What this task involves: Transcribe all of the material exactly. Any picture in it should be left out.

• • • • • • •

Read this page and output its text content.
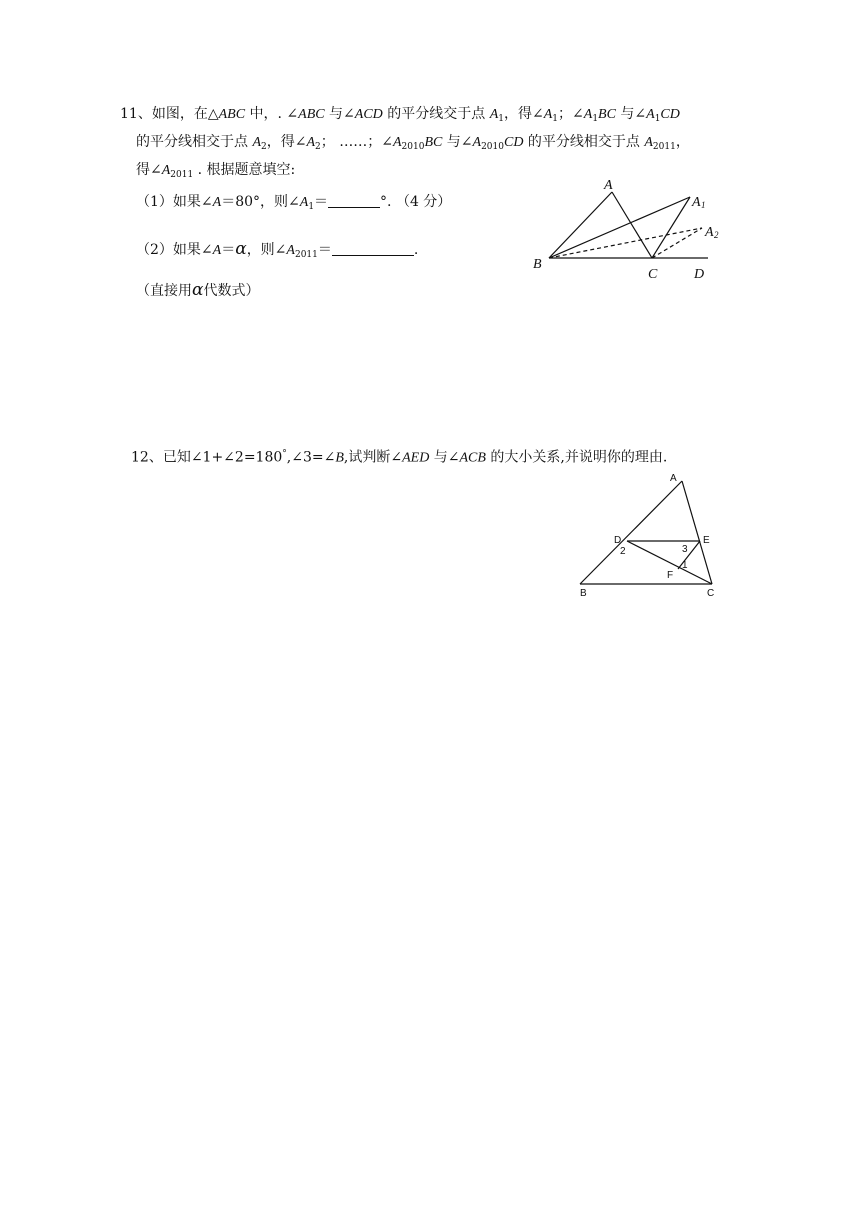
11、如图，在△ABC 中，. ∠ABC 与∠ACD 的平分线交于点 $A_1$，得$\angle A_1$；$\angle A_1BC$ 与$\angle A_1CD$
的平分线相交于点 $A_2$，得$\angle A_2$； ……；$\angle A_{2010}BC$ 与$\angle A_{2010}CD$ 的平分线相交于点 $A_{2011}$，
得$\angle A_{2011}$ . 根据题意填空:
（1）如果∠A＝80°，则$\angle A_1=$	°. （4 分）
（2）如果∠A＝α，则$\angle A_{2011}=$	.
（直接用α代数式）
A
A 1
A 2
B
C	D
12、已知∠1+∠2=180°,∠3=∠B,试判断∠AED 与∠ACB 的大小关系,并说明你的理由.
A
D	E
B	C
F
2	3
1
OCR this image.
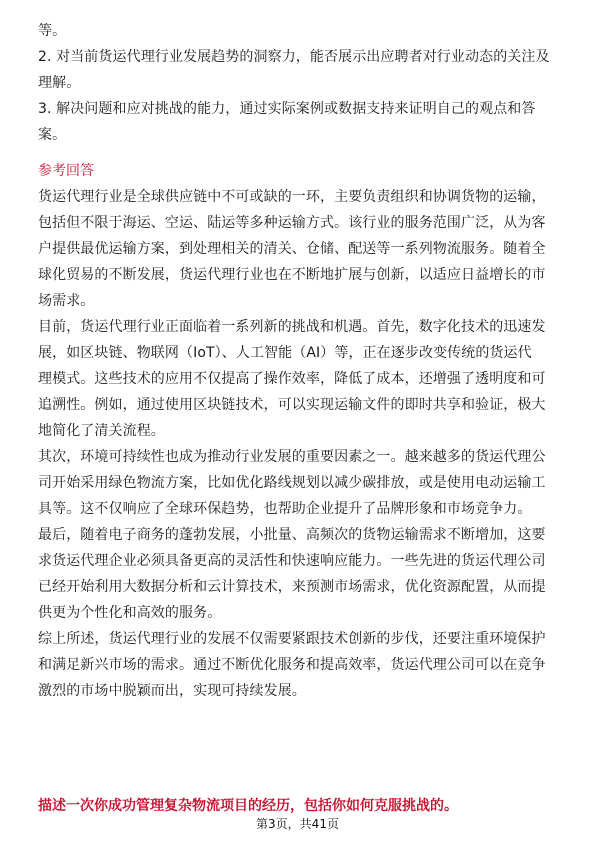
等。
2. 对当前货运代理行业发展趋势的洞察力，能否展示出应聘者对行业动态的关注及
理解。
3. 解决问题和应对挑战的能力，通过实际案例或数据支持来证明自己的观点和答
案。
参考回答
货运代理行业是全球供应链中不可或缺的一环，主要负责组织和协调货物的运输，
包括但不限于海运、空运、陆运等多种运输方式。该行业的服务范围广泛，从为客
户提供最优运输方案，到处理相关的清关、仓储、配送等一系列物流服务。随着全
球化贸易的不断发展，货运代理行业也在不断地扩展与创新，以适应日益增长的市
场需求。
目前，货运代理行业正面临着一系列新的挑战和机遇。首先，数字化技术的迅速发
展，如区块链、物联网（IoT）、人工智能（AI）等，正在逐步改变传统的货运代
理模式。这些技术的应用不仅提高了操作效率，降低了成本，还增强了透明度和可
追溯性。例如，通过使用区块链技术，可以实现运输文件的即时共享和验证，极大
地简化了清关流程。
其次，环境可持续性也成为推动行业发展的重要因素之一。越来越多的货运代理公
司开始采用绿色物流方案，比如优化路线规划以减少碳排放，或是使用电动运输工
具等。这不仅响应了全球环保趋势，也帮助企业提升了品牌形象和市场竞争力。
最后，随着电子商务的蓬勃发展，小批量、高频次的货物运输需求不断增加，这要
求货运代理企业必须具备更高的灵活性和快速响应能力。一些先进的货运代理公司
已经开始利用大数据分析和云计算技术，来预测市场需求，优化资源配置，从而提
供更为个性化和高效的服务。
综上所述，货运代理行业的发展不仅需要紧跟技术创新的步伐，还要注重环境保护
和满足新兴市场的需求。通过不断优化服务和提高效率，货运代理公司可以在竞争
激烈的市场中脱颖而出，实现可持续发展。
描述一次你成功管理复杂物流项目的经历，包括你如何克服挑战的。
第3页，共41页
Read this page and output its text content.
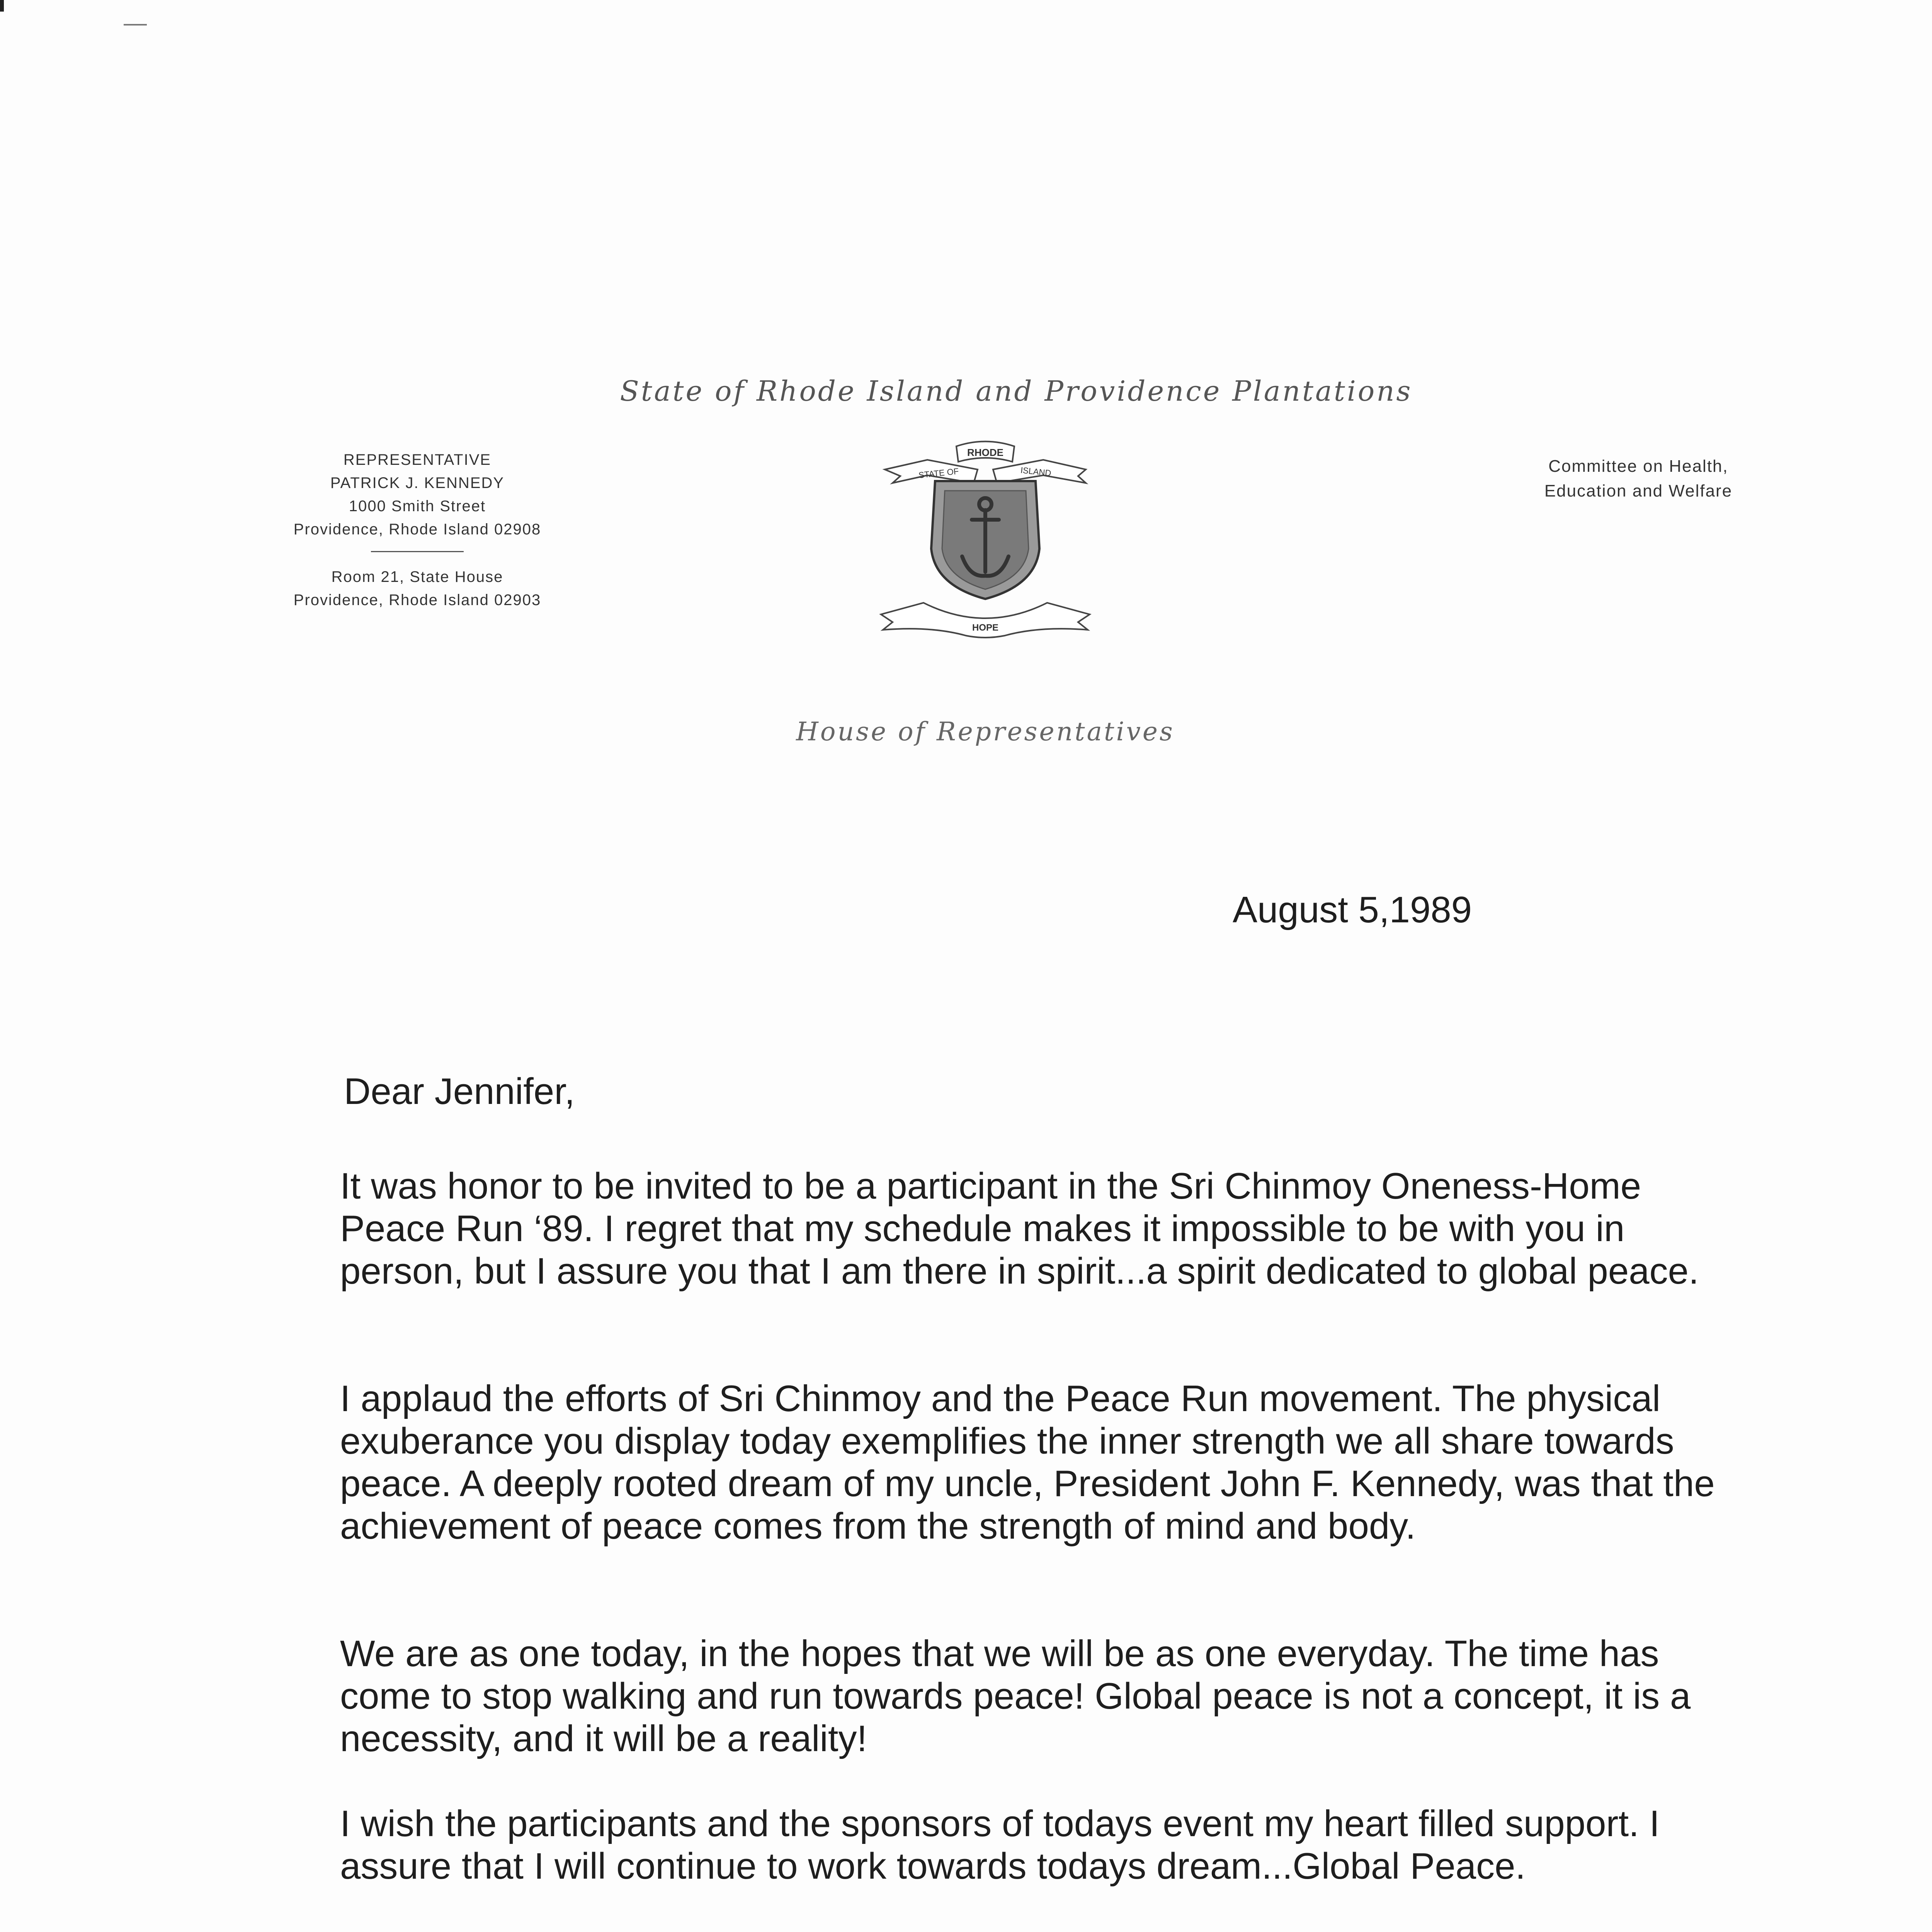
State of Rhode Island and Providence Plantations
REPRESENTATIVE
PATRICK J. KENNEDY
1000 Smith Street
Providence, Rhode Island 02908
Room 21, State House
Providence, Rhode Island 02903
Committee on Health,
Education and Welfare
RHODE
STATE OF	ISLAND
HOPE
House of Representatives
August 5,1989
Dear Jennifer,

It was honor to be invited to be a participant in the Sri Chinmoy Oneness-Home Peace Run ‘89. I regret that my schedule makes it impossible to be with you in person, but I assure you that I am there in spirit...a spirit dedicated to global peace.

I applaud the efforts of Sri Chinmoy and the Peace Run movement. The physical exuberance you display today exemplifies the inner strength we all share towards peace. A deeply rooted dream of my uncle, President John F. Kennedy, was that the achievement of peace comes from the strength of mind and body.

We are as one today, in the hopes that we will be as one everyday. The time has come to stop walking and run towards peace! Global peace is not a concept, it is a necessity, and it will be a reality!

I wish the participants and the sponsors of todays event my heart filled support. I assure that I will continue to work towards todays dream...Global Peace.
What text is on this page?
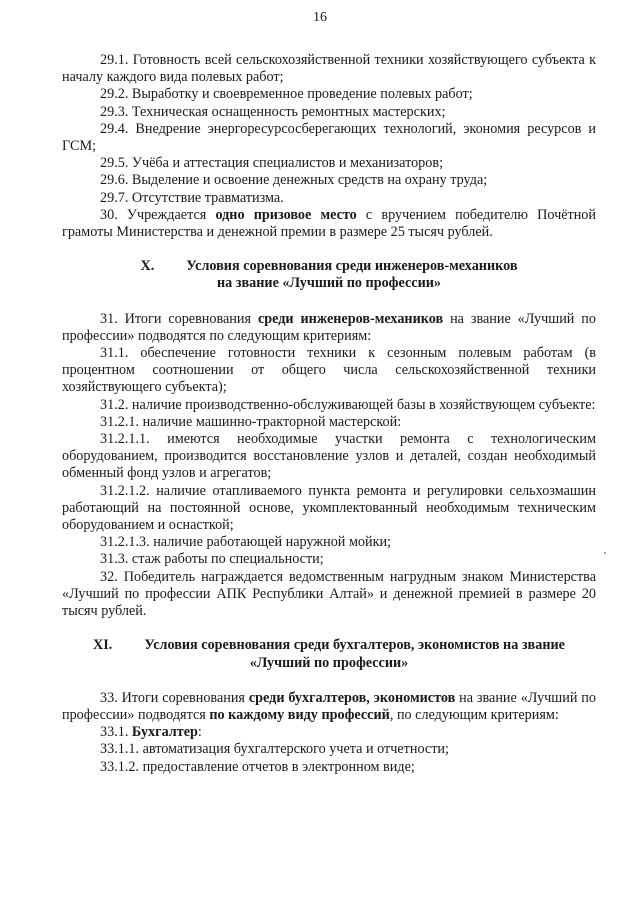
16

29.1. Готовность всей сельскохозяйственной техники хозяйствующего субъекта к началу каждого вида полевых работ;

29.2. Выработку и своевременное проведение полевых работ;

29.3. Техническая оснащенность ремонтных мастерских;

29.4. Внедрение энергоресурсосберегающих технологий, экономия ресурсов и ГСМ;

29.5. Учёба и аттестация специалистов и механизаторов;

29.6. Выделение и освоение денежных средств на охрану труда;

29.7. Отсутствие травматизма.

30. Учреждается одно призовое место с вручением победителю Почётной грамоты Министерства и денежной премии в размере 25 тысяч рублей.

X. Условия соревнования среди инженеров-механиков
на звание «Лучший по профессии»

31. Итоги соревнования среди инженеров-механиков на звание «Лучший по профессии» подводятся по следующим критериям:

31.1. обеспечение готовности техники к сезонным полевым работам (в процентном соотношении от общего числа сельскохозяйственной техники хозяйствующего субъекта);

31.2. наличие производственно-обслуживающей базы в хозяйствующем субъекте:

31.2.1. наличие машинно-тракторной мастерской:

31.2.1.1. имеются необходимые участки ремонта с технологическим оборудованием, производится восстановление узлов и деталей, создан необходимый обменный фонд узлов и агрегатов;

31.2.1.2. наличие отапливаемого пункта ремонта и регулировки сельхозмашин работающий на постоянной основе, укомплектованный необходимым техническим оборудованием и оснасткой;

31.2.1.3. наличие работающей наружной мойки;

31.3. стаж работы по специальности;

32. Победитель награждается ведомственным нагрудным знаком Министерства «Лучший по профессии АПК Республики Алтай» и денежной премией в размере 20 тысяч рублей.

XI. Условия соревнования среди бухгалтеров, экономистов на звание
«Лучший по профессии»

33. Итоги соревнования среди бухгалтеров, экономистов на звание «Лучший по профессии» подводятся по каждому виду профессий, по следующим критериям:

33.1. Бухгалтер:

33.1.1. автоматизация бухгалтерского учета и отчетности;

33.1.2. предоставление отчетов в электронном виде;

• • • • • • •

Answer to the exercise:
Read this page and output its text content.
11、如图，在△ABC 中，. ∠ABC 与∠ACD 的平分线交于点 $A_1$，得$\angle A_1$；$\angle A_1BC$ 与$\angle A_1CD$
的平分线相交于点 $A_2$，得$\angle A_2$； ……；$\angle A_{2010}BC$ 与$\angle A_{2010}CD$ 的平分线相交于点 $A_{2011}$，
得$\angle A_{2011}$ . 根据题意填空:
（1）如果∠A＝80°，则$\angle A_1=$	°. （4 分）
（2）如果∠A＝α，则$\angle A_{2011}=$	.
（直接用α代数式）
A
A 1
A 2
B
C	D
12、已知∠1+∠2=180°,∠3=∠B,试判断∠AED 与∠ACB 的大小关系,并说明你的理由.
A
D	E
B	C
F
2	3
1
OCR this image.
等。
2. 对当前货运代理行业发展趋势的洞察力，能否展示出应聘者对行业动态的关注及
理解。
3. 解决问题和应对挑战的能力，通过实际案例或数据支持来证明自己的观点和答
案。
参考回答
货运代理行业是全球供应链中不可或缺的一环，主要负责组织和协调货物的运输，
包括但不限于海运、空运、陆运等多种运输方式。该行业的服务范围广泛，从为客
户提供最优运输方案，到处理相关的清关、仓储、配送等一系列物流服务。随着全
球化贸易的不断发展，货运代理行业也在不断地扩展与创新，以适应日益增长的市
场需求。
目前，货运代理行业正面临着一系列新的挑战和机遇。首先，数字化技术的迅速发
展，如区块链、物联网（IoT）、人工智能（AI）等，正在逐步改变传统的货运代
理模式。这些技术的应用不仅提高了操作效率，降低了成本，还增强了透明度和可
追溯性。例如，通过使用区块链技术，可以实现运输文件的即时共享和验证，极大
地简化了清关流程。
其次，环境可持续性也成为推动行业发展的重要因素之一。越来越多的货运代理公
司开始采用绿色物流方案，比如优化路线规划以减少碳排放，或是使用电动运输工
具等。这不仅响应了全球环保趋势，也帮助企业提升了品牌形象和市场竞争力。
最后，随着电子商务的蓬勃发展，小批量、高频次的货物运输需求不断增加，这要
求货运代理企业必须具备更高的灵活性和快速响应能力。一些先进的货运代理公司
已经开始利用大数据分析和云计算技术，来预测市场需求，优化资源配置，从而提
供更为个性化和高效的服务。
综上所述，货运代理行业的发展不仅需要紧跟技术创新的步伐，还要注重环境保护
和满足新兴市场的需求。通过不断优化服务和提高效率，货运代理公司可以在竞争
激烈的市场中脱颖而出，实现可持续发展。
描述一次你成功管理复杂物流项目的经历，包括你如何克服挑战的。
第3页，共41页
Read this page and output its text content.
State of Rhode Island and Providence Plantations
REPRESENTATIVE
PATRICK J. KENNEDY
1000 Smith Street
Providence, Rhode Island 02908
Room 21, State House
Providence, Rhode Island 02903
Committee on Health,
Education and Welfare
RHODE
STATE OF	ISLAND
HOPE
House of Representatives
August 5,1989
Dear Jennifer,

It was honor to be invited to be a participant in the Sri Chinmoy Oneness-Home Peace Run ‘89. I regret that my schedule makes it impossible to be with you in person, but I assure you that I am there in spirit...a spirit dedicated to global peace.

I applaud the efforts of Sri Chinmoy and the Peace Run movement. The physical exuberance you display today exemplifies the inner strength we all share towards peace. A deeply rooted dream of my uncle, President John F. Kennedy, was that the achievement of peace comes from the strength of mind and body.

We are as one today, in the hopes that we will be as one everyday. The time has come to stop walking and run towards peace! Global peace is not a concept, it is a necessity, and it will be a reality!

I wish the participants and the sponsors of todays event my heart filled support. I assure that I will continue to work towards todays dream...Global Peace.
What text is on this page?
16

29.1. Готовность всей сельскохозяйственной техники хозяйствующего субъекта к началу каждого вида полевых работ;

29.2. Выработку и своевременное проведение полевых работ;

29.3. Техническая оснащенность ремонтных мастерских;

29.4. Внедрение энергоресурсосберегающих технологий, экономия ресурсов и ГСМ;

29.5. Учёба и аттестация специалистов и механизаторов;

29.6. Выделение и освоение денежных средств на охрану труда;

29.7. Отсутствие травматизма.

30. Учреждается одно призовое место с вручением победителю Почётной грамоты Министерства и денежной премии в размере 25 тысяч рублей.

X. Условия соревнования среди инженеров-механиков
на звание «Лучший по профессии»

31. Итоги соревнования среди инженеров-механиков на звание «Лучший по профессии» подводятся по следующим критериям:

31.1. обеспечение готовности техники к сезонным полевым работам (в процентном соотношении от общего числа сельскохозяйственной техники хозяйствующего субъекта);

31.2. наличие производственно-обслуживающей базы в хозяйствующем субъекте:

31.2.1. наличие машинно-тракторной мастерской:

31.2.1.1. имеются необходимые участки ремонта с технологическим оборудованием, производится восстановление узлов и деталей, создан необходимый обменный фонд узлов и агрегатов;

31.2.1.2. наличие отапливаемого пункта ремонта и регулировки сельхозмашин работающий на постоянной основе, укомплектованный необходимым техническим оборудованием и оснасткой;

31.2.1.3. наличие работающей наружной мойки;

31.3. стаж работы по специальности;

32. Победитель награждается ведомственным нагрудным знаком Министерства «Лучший по профессии АПК Республики Алтай» и денежной премией в размере 20 тысяч рублей.

XI. Условия соревнования среди бухгалтеров, экономистов на звание
«Лучший по профессии»

33. Итоги соревнования среди бухгалтеров, экономистов на звание «Лучший по профессии» подводятся по каждому виду профессий, по следующим критериям:

33.1. Бухгалтер:

33.1.1. автоматизация бухгалтерского учета и отчетности;

33.1.2. предоставление отчетов в электронном виде;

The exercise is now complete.